> _Stated task_: Keep the images out and copy every entry below exactly.

## start Supplied material

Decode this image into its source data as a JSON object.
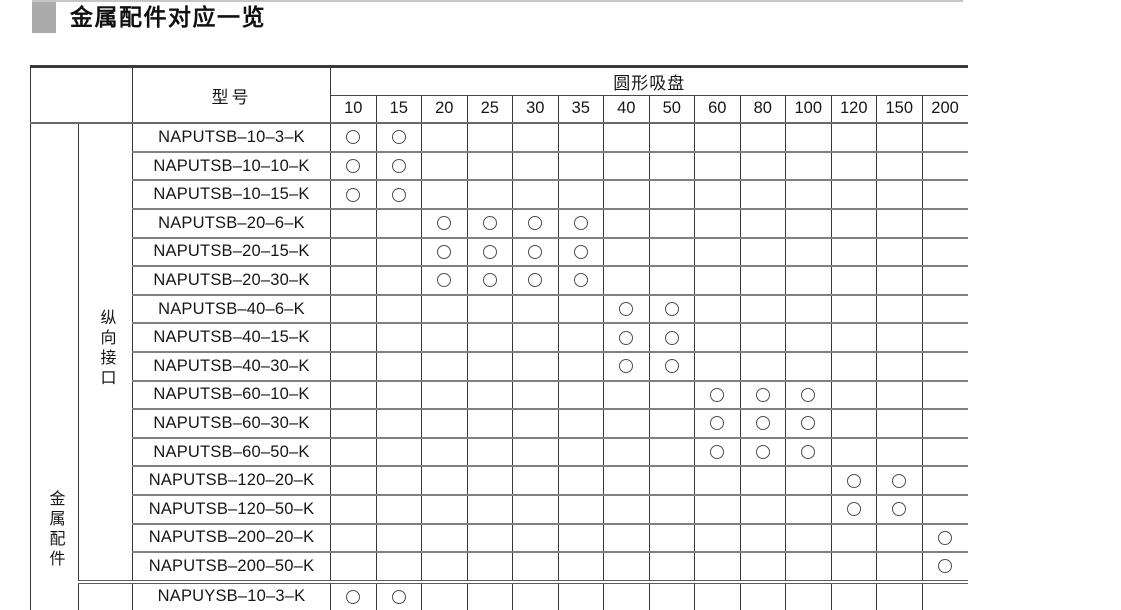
{
  "page": {
    "title": "金属配件对应一览"
  },
  "colors": {
    "title_marker": "#ababab",
    "top_rule": "#c6c6c6",
    "grid_horizontal": "#808080",
    "grid_vertical": "#383838",
    "table_top_border": "#3a3a3a",
    "circle_mark": "#4f4f4f"
  },
  "table": {
    "model_header": "型号",
    "group_header": "圆形吸盘",
    "sizes": [
      "10",
      "15",
      "20",
      "25",
      "30",
      "35",
      "40",
      "50",
      "60",
      "80",
      "100",
      "120",
      "150",
      "200"
    ],
    "row_group_label": "金属配件",
    "subgroup_label": "纵向接口",
    "mark_symbol": "○",
    "rows": [
      {
        "model": "NAPUTSB–10–3–K",
        "marks": [
          "10",
          "15"
        ]
      },
      {
        "model": "NAPUTSB–10–10–K",
        "marks": [
          "10",
          "15"
        ]
      },
      {
        "model": "NAPUTSB–10–15–K",
        "marks": [
          "10",
          "15"
        ]
      },
      {
        "model": "NAPUTSB–20–6–K",
        "marks": [
          "20",
          "25",
          "30",
          "35"
        ]
      },
      {
        "model": "NAPUTSB–20–15–K",
        "marks": [
          "20",
          "25",
          "30",
          "35"
        ]
      },
      {
        "model": "NAPUTSB–20–30–K",
        "marks": [
          "20",
          "25",
          "30",
          "35"
        ]
      },
      {
        "model": "NAPUTSB–40–6–K",
        "marks": [
          "40",
          "50"
        ]
      },
      {
        "model": "NAPUTSB–40–15–K",
        "marks": [
          "40",
          "50"
        ]
      },
      {
        "model": "NAPUTSB–40–30–K",
        "marks": [
          "40",
          "50"
        ]
      },
      {
        "model": "NAPUTSB–60–10–K",
        "marks": [
          "60",
          "80",
          "100"
        ]
      },
      {
        "model": "NAPUTSB–60–30–K",
        "marks": [
          "60",
          "80",
          "100"
        ]
      },
      {
        "model": "NAPUTSB–60–50–K",
        "marks": [
          "60",
          "80",
          "100"
        ]
      },
      {
        "model": "NAPUTSB–120–20–K",
        "marks": [
          "120",
          "150"
        ]
      },
      {
        "model": "NAPUTSB–120–50–K",
        "marks": [
          "120",
          "150"
        ]
      },
      {
        "model": "NAPUTSB–200–20–K",
        "marks": [
          "200"
        ]
      },
      {
        "model": "NAPUTSB–200–50–K",
        "marks": [
          "200"
        ]
      },
      {
        "model": "NAPUYSB–10–3–K",
        "marks": [
          "10",
          "15"
        ],
        "divider_before": true
      }
    ]
  }
}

## end Supplied material

> _The output_:
Decode this image into its source data as a JSON object.
{
  "page": {
    "title": "金属配件对应一览"
  },
  "colors": {
    "title_marker": "#ababab",
    "top_rule": "#c6c6c6",
    "grid_horizontal": "#808080",
    "grid_vertical": "#383838",
    "table_top_border": "#3a3a3a",
    "circle_mark": "#4f4f4f"
  },
  "table": {
    "model_header": "型号",
    "group_header": "圆形吸盘",
    "sizes": [
      "10",
      "15",
      "20",
      "25",
      "30",
      "35",
      "40",
      "50",
      "60",
      "80",
      "100",
      "120",
      "150",
      "200"
    ],
    "row_group_label": "金属配件",
    "subgroup_label": "纵向接口",
    "mark_symbol": "○",
    "rows": [
      {
        "model": "NAPUTSB–10–3–K",
        "marks": [
          "10",
          "15"
        ]
      },
      {
        "model": "NAPUTSB–10–10–K",
        "marks": [
          "10",
          "15"
        ]
      },
      {
        "model": "NAPUTSB–10–15–K",
        "marks": [
          "10",
          "15"
        ]
      },
      {
        "model": "NAPUTSB–20–6–K",
        "marks": [
          "20",
          "25",
          "30",
          "35"
        ]
      },
      {
        "model": "NAPUTSB–20–15–K",
        "marks": [
          "20",
          "25",
          "30",
          "35"
        ]
      },
      {
        "model": "NAPUTSB–20–30–K",
        "marks": [
          "20",
          "25",
          "30",
          "35"
        ]
      },
      {
        "model": "NAPUTSB–40–6–K",
        "marks": [
          "40",
          "50"
        ]
      },
      {
        "model": "NAPUTSB–40–15–K",
        "marks": [
          "40",
          "50"
        ]
      },
      {
        "model": "NAPUTSB–40–30–K",
        "marks": [
          "40",
          "50"
        ]
      },
      {
        "model": "NAPUTSB–60–10–K",
        "marks": [
          "60",
          "80",
          "100"
        ]
      },
      {
        "model": "NAPUTSB–60–30–K",
        "marks": [
          "60",
          "80",
          "100"
        ]
      },
      {
        "model": "NAPUTSB–60–50–K",
        "marks": [
          "60",
          "80",
          "100"
        ]
      },
      {
        "model": "NAPUTSB–120–20–K",
        "marks": [
          "120",
          "150"
        ]
      },
      {
        "model": "NAPUTSB–120–50–K",
        "marks": [
          "120",
          "150"
        ]
      },
      {
        "model": "NAPUTSB–200–20–K",
        "marks": [
          "200"
        ]
      },
      {
        "model": "NAPUTSB–200–50–K",
        "marks": [
          "200"
        ]
      },
      {
        "model": "NAPUYSB–10–3–K",
        "marks": [
          "10",
          "15"
        ],
        "divider_before": true
      }
    ]
  }
}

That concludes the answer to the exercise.